### What to produce
Copy out all the records, word for word.

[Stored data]

--------------------------------------------------

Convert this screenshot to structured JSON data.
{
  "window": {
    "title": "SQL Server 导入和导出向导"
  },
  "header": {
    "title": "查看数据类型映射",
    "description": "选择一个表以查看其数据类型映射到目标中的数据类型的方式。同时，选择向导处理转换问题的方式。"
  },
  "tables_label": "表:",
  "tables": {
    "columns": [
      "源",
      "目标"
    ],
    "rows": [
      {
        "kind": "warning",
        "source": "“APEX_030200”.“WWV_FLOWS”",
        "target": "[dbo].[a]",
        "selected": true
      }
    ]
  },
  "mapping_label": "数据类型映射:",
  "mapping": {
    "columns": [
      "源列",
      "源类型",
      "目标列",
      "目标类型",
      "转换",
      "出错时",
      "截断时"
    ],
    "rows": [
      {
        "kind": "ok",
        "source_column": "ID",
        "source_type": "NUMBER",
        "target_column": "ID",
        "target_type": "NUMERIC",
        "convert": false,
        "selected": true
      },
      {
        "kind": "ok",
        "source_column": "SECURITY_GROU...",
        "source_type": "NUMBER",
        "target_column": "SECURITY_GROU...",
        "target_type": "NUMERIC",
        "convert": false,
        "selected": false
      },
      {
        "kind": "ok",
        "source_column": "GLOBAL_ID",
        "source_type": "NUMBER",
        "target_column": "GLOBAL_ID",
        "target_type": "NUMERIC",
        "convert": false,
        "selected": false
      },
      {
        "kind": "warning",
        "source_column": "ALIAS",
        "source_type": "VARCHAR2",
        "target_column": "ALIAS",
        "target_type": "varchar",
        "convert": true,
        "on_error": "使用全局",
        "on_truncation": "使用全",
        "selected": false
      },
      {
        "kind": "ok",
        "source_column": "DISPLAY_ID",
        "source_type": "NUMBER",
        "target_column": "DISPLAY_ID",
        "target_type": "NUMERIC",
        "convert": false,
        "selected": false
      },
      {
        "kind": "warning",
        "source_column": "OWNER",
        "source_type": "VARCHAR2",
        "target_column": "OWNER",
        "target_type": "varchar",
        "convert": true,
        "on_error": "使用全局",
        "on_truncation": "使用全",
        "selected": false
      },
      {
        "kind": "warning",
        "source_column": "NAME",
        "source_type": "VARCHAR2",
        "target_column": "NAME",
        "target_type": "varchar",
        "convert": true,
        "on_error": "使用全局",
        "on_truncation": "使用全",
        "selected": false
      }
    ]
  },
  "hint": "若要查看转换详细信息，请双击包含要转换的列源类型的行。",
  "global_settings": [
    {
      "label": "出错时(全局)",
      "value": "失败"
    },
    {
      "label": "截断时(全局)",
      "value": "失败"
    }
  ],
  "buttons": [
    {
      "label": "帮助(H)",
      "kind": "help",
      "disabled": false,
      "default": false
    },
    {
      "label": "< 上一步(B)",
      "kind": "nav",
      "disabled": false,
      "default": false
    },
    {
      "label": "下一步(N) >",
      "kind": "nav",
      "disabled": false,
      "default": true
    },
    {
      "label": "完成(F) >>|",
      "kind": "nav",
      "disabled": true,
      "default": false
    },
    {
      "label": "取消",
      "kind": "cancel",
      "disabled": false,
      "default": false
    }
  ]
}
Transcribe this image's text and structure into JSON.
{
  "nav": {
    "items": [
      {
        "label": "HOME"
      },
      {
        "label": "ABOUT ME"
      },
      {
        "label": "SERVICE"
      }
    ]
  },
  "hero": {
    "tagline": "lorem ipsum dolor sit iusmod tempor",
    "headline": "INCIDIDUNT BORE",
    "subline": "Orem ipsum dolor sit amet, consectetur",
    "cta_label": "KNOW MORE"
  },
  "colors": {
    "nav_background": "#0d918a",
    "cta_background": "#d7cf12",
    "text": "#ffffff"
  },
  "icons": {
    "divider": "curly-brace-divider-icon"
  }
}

--------------------------------------------------

### Result of the task
Convert this screenshot to structured JSON data.
{
  "window": {
    "title": "SQL Server 导入和导出向导"
  },
  "header": {
    "title": "查看数据类型映射",
    "description": "选择一个表以查看其数据类型映射到目标中的数据类型的方式。同时，选择向导处理转换问题的方式。"
  },
  "tables_label": "表:",
  "tables": {
    "columns": [
      "源",
      "目标"
    ],
    "rows": [
      {
        "kind": "warning",
        "source": "“APEX_030200”.“WWV_FLOWS”",
        "target": "[dbo].[a]",
        "selected": true
      }
    ]
  },
  "mapping_label": "数据类型映射:",
  "mapping": {
    "columns": [
      "源列",
      "源类型",
      "目标列",
      "目标类型",
      "转换",
      "出错时",
      "截断时"
    ],
    "rows": [
      {
        "kind": "ok",
        "source_column": "ID",
        "source_type": "NUMBER",
        "target_column": "ID",
        "target_type": "NUMERIC",
        "convert": false,
        "selected": true
      },
      {
        "kind": "ok",
        "source_column": "SECURITY_GROU...",
        "source_type": "NUMBER",
        "target_column": "SECURITY_GROU...",
        "target_type": "NUMERIC",
        "convert": false,
        "selected": false
      },
      {
        "kind": "ok",
        "source_column": "GLOBAL_ID",
        "source_type": "NUMBER",
        "target_column": "GLOBAL_ID",
        "target_type": "NUMERIC",
        "convert": false,
        "selected": false
      },
      {
        "kind": "warning",
        "source_column": "ALIAS",
        "source_type": "VARCHAR2",
        "target_column": "ALIAS",
        "target_type": "varchar",
        "convert": true,
        "on_error": "使用全局",
        "on_truncation": "使用全",
        "selected": false
      },
      {
        "kind": "ok",
        "source_column": "DISPLAY_ID",
        "source_type": "NUMBER",
        "target_column": "DISPLAY_ID",
        "target_type": "NUMERIC",
        "convert": false,
        "selected": false
      },
      {
        "kind": "warning",
        "source_column": "OWNER",
        "source_type": "VARCHAR2",
        "target_column": "OWNER",
        "target_type": "varchar",
        "convert": true,
        "on_error": "使用全局",
        "on_truncation": "使用全",
        "selected": false
      },
      {
        "kind": "warning",
        "source_column": "NAME",
        "source_type": "VARCHAR2",
        "target_column": "NAME",
        "target_type": "varchar",
        "convert": true,
        "on_error": "使用全局",
        "on_truncation": "使用全",
        "selected": false
      }
    ]
  },
  "hint": "若要查看转换详细信息，请双击包含要转换的列源类型的行。",
  "global_settings": [
    {
      "label": "出错时(全局)",
      "value": "失败"
    },
    {
      "label": "截断时(全局)",
      "value": "失败"
    }
  ],
  "buttons": [
    {
      "label": "帮助(H)",
      "kind": "help",
      "disabled": false,
      "default": false
    },
    {
      "label": "< 上一步(B)",
      "kind": "nav",
      "disabled": false,
      "default": false
    },
    {
      "label": "下一步(N) >",
      "kind": "nav",
      "disabled": false,
      "default": true
    },
    {
      "label": "完成(F) >>|",
      "kind": "nav",
      "disabled": true,
      "default": false
    },
    {
      "label": "取消",
      "kind": "cancel",
      "disabled": false,
      "default": false
    }
  ]
}
Transcribe this image's text and structure into JSON.
{
  "nav": {
    "items": [
      {
        "label": "HOME"
      },
      {
        "label": "ABOUT ME"
      },
      {
        "label": "SERVICE"
      }
    ]
  },
  "hero": {
    "tagline": "lorem ipsum dolor sit iusmod tempor",
    "headline": "INCIDIDUNT BORE",
    "subline": "Orem ipsum dolor sit amet, consectetur",
    "cta_label": "KNOW MORE"
  },
  "colors": {
    "nav_background": "#0d918a",
    "cta_background": "#d7cf12",
    "text": "#ffffff"
  },
  "icons": {
    "divider": "curly-brace-divider-icon"
  }
}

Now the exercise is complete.